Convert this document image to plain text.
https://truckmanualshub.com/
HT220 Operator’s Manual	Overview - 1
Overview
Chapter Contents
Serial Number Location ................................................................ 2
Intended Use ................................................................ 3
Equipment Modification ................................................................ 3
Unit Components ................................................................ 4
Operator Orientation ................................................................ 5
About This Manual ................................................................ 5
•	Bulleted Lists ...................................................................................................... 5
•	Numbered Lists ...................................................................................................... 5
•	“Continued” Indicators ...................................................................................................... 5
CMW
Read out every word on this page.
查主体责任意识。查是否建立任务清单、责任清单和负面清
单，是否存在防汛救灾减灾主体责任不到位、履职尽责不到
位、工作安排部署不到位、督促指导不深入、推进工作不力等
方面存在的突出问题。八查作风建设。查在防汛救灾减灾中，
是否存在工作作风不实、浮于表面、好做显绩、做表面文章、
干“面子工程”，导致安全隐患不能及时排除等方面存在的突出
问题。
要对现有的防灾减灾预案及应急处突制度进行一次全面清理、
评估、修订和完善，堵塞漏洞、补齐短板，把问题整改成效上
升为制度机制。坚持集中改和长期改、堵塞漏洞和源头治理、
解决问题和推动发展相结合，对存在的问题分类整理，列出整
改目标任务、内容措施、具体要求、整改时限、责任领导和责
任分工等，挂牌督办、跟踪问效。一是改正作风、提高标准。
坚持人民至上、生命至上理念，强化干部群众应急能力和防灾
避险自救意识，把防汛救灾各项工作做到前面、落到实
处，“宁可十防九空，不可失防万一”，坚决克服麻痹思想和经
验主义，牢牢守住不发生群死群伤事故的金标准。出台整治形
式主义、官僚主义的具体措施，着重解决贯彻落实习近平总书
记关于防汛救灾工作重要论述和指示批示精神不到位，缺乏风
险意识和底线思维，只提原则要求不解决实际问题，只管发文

--

_DIRECTIONS FOR THIS TASK_.
Return precisely the lines of the records, starting with the line that holds "Read out every word on this page." and ending with the last one.

_EXERCISE RESULT_.
Read out every word on this page.
查主体责任意识。查是否建立任务清单、责任清单和负面清
单，是否存在防汛救灾减灾主体责任不到位、履职尽责不到
位、工作安排部署不到位、督促指导不深入、推进工作不力等
方面存在的突出问题。八查作风建设。查在防汛救灾减灾中，
是否存在工作作风不实、浮于表面、好做显绩、做表面文章、
干“面子工程”，导致安全隐患不能及时排除等方面存在的突出
问题。
要对现有的防灾减灾预案及应急处突制度进行一次全面清理、
评估、修订和完善，堵塞漏洞、补齐短板，把问题整改成效上
升为制度机制。坚持集中改和长期改、堵塞漏洞和源头治理、
解决问题和推动发展相结合，对存在的问题分类整理，列出整
改目标任务、内容措施、具体要求、整改时限、责任领导和责
任分工等，挂牌督办、跟踪问效。一是改正作风、提高标准。
坚持人民至上、生命至上理念，强化干部群众应急能力和防灾
避险自救意识，把防汛救灾各项工作做到前面、落到实
处，“宁可十防九空，不可失防万一”，坚决克服麻痹思想和经
验主义，牢牢守住不发生群死群伤事故的金标准。出台整治形
式主义、官僚主义的具体措施，着重解决贯彻落实习近平总书
记关于防汛救灾工作重要论述和指示批示精神不到位，缺乏风
险意识和底线思维，只提原则要求不解决实际问题，只管发文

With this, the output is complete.